(Do this): In your copy, repeat the records exactly and leave out the pictures.

»»

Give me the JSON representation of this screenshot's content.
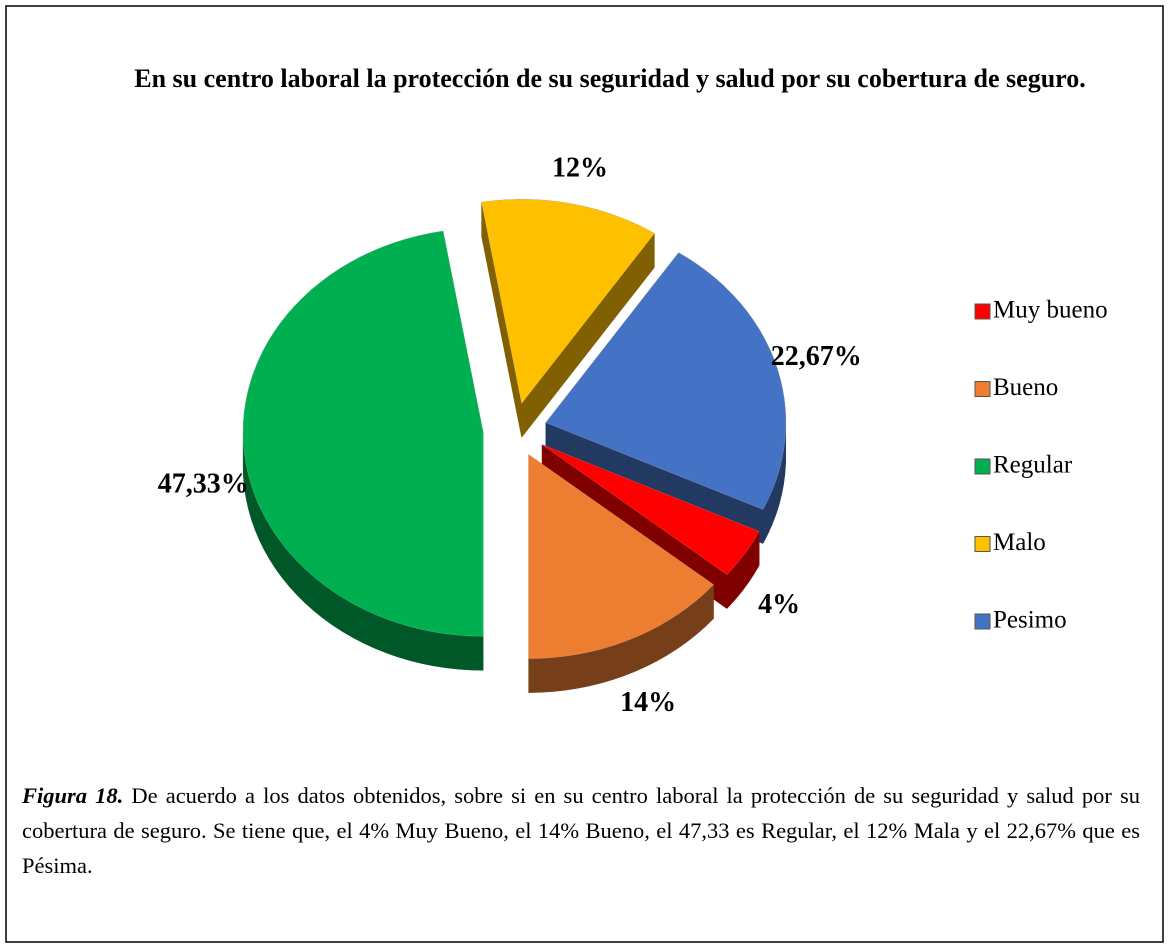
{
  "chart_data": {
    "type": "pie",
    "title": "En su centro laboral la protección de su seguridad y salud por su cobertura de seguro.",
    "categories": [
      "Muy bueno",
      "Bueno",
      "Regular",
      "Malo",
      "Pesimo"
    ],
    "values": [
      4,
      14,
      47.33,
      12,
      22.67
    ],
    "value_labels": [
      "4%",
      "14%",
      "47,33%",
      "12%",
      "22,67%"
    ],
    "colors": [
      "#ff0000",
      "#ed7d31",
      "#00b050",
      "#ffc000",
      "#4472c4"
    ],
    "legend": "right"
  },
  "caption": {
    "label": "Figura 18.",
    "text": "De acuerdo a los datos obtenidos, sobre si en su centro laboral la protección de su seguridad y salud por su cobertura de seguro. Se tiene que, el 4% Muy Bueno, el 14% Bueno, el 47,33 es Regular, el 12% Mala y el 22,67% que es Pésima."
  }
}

««

(Completed task):
Give me the JSON representation of this screenshot's content.
{
  "chart_data": {
    "type": "pie",
    "title": "En su centro laboral la protección de su seguridad y salud por su cobertura de seguro.",
    "categories": [
      "Muy bueno",
      "Bueno",
      "Regular",
      "Malo",
      "Pesimo"
    ],
    "values": [
      4,
      14,
      47.33,
      12,
      22.67
    ],
    "value_labels": [
      "4%",
      "14%",
      "47,33%",
      "12%",
      "22,67%"
    ],
    "colors": [
      "#ff0000",
      "#ed7d31",
      "#00b050",
      "#ffc000",
      "#4472c4"
    ],
    "legend": "right"
  },
  "caption": {
    "label": "Figura 18.",
    "text": "De acuerdo a los datos obtenidos, sobre si en su centro laboral la protección de su seguridad y salud por su cobertura de seguro. Se tiene que, el 4% Muy Bueno, el 14% Bueno, el 47,33 es Regular, el 12% Mala y el 22,67% que es Pésima."
  }
}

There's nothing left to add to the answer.